Required work: Return every line below as is, leaving out the pictures.

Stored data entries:
++++++++

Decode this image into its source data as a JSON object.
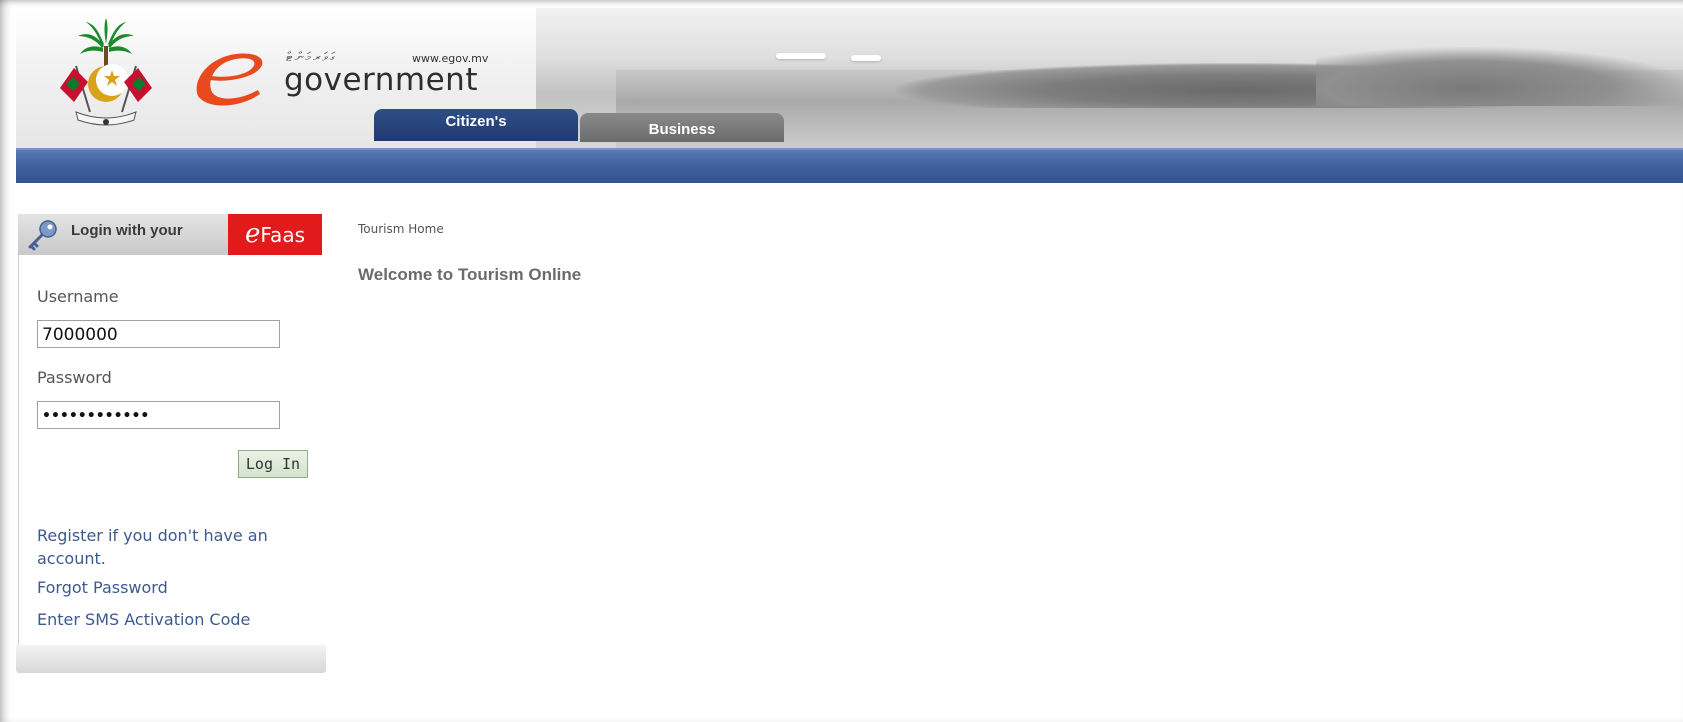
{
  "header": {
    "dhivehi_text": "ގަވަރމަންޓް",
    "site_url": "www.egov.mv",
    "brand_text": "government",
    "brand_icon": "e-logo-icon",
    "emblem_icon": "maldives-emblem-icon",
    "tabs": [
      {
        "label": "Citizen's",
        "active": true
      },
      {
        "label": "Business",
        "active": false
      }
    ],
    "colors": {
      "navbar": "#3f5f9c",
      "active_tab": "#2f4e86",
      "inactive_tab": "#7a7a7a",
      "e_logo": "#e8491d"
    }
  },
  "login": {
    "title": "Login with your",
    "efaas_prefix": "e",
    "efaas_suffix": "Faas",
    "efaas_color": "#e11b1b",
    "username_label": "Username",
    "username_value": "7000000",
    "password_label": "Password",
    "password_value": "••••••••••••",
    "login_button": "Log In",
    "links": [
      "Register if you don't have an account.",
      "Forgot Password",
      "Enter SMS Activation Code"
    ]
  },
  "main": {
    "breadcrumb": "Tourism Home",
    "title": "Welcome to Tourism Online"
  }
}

++++++++

Solution for this problem:
Decode this image into its source data as a JSON object.
{
  "header": {
    "dhivehi_text": "ގަވަރމަންޓް",
    "site_url": "www.egov.mv",
    "brand_text": "government",
    "brand_icon": "e-logo-icon",
    "emblem_icon": "maldives-emblem-icon",
    "tabs": [
      {
        "label": "Citizen's",
        "active": true
      },
      {
        "label": "Business",
        "active": false
      }
    ],
    "colors": {
      "navbar": "#3f5f9c",
      "active_tab": "#2f4e86",
      "inactive_tab": "#7a7a7a",
      "e_logo": "#e8491d"
    }
  },
  "login": {
    "title": "Login with your",
    "efaas_prefix": "e",
    "efaas_suffix": "Faas",
    "efaas_color": "#e11b1b",
    "username_label": "Username",
    "username_value": "7000000",
    "password_label": "Password",
    "password_value": "••••••••••••",
    "login_button": "Log In",
    "links": [
      "Register if you don't have an account.",
      "Forgot Password",
      "Enter SMS Activation Code"
    ]
  },
  "main": {
    "breadcrumb": "Tourism Home",
    "title": "Welcome to Tourism Online"
  }
}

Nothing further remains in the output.